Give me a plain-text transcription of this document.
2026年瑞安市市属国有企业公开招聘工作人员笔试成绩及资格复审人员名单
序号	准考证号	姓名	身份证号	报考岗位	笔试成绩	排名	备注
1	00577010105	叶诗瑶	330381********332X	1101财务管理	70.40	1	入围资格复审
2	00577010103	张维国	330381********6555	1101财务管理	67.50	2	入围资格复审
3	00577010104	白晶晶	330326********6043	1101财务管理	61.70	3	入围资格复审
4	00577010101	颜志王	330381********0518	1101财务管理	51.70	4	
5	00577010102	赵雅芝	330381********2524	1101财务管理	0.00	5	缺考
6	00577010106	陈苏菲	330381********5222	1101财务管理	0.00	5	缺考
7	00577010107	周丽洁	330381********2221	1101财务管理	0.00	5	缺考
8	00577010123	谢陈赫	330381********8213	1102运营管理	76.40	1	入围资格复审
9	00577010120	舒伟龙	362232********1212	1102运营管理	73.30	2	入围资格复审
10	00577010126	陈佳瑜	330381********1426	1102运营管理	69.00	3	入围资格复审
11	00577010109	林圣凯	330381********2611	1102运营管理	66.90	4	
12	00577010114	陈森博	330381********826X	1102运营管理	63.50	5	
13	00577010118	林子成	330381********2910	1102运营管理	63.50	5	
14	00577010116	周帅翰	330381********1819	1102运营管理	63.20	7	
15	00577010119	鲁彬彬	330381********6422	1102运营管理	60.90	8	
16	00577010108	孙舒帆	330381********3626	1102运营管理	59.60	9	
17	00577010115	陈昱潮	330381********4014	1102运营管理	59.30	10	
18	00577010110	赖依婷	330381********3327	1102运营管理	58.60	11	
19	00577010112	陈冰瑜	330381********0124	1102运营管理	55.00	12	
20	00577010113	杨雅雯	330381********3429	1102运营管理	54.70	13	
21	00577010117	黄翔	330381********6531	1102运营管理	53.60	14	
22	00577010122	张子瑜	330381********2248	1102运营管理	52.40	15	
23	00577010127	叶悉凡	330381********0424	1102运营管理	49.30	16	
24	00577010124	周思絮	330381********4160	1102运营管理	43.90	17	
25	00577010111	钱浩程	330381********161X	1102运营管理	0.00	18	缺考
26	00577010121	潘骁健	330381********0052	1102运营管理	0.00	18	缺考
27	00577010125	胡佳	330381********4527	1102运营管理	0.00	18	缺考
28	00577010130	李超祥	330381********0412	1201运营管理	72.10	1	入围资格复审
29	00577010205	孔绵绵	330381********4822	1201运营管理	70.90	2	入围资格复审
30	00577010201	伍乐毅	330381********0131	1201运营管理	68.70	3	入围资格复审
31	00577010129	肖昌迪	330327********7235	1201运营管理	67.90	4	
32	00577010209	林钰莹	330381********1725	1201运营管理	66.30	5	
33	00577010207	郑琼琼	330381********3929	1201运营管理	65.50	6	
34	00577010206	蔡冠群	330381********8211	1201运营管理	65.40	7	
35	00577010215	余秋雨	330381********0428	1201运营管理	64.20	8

-=-=-=-=-

◆ **Written task**
Copy every record exactly, with nothing added or dropped.

◆ **Correct response**
Give me a plain-text transcription of this document.
2026年瑞安市市属国有企业公开招聘工作人员笔试成绩及资格复审人员名单
序号	准考证号	姓名	身份证号	报考岗位	笔试成绩	排名	备注
1	00577010105	叶诗瑶	330381********332X	1101财务管理	70.40	1	入围资格复审
2	00577010103	张维国	330381********6555	1101财务管理	67.50	2	入围资格复审
3	00577010104	白晶晶	330326********6043	1101财务管理	61.70	3	入围资格复审
4	00577010101	颜志王	330381********0518	1101财务管理	51.70	4	
5	00577010102	赵雅芝	330381********2524	1101财务管理	0.00	5	缺考
6	00577010106	陈苏菲	330381********5222	1101财务管理	0.00	5	缺考
7	00577010107	周丽洁	330381********2221	1101财务管理	0.00	5	缺考
8	00577010123	谢陈赫	330381********8213	1102运营管理	76.40	1	入围资格复审
9	00577010120	舒伟龙	362232********1212	1102运营管理	73.30	2	入围资格复审
10	00577010126	陈佳瑜	330381********1426	1102运营管理	69.00	3	入围资格复审
11	00577010109	林圣凯	330381********2611	1102运营管理	66.90	4	
12	00577010114	陈森博	330381********826X	1102运营管理	63.50	5	
13	00577010118	林子成	330381********2910	1102运营管理	63.50	5	
14	00577010116	周帅翰	330381********1819	1102运营管理	63.20	7	
15	00577010119	鲁彬彬	330381********6422	1102运营管理	60.90	8	
16	00577010108	孙舒帆	330381********3626	1102运营管理	59.60	9	
17	00577010115	陈昱潮	330381********4014	1102运营管理	59.30	10	
18	00577010110	赖依婷	330381********3327	1102运营管理	58.60	11	
19	00577010112	陈冰瑜	330381********0124	1102运营管理	55.00	12	
20	00577010113	杨雅雯	330381********3429	1102运营管理	54.70	13	
21	00577010117	黄翔	330381********6531	1102运营管理	53.60	14	
22	00577010122	张子瑜	330381********2248	1102运营管理	52.40	15	
23	00577010127	叶悉凡	330381********0424	1102运营管理	49.30	16	
24	00577010124	周思絮	330381********4160	1102运营管理	43.90	17	
25	00577010111	钱浩程	330381********161X	1102运营管理	0.00	18	缺考
26	00577010121	潘骁健	330381********0052	1102运营管理	0.00	18	缺考
27	00577010125	胡佳	330381********4527	1102运营管理	0.00	18	缺考
28	00577010130	李超祥	330381********0412	1201运营管理	72.10	1	入围资格复审
29	00577010205	孔绵绵	330381********4822	1201运营管理	70.90	2	入围资格复审
30	00577010201	伍乐毅	330381********0131	1201运营管理	68.70	3	入围资格复审
31	00577010129	肖昌迪	330327********7235	1201运营管理	67.90	4	
32	00577010209	林钰莹	330381********1725	1201运营管理	66.30	5	
33	00577010207	郑琼琼	330381********3929	1201运营管理	65.50	6	
34	00577010206	蔡冠群	330381********8211	1201运营管理	65.40	7	
35	00577010215	余秋雨	330381********0428	1201运营管理	64.20	8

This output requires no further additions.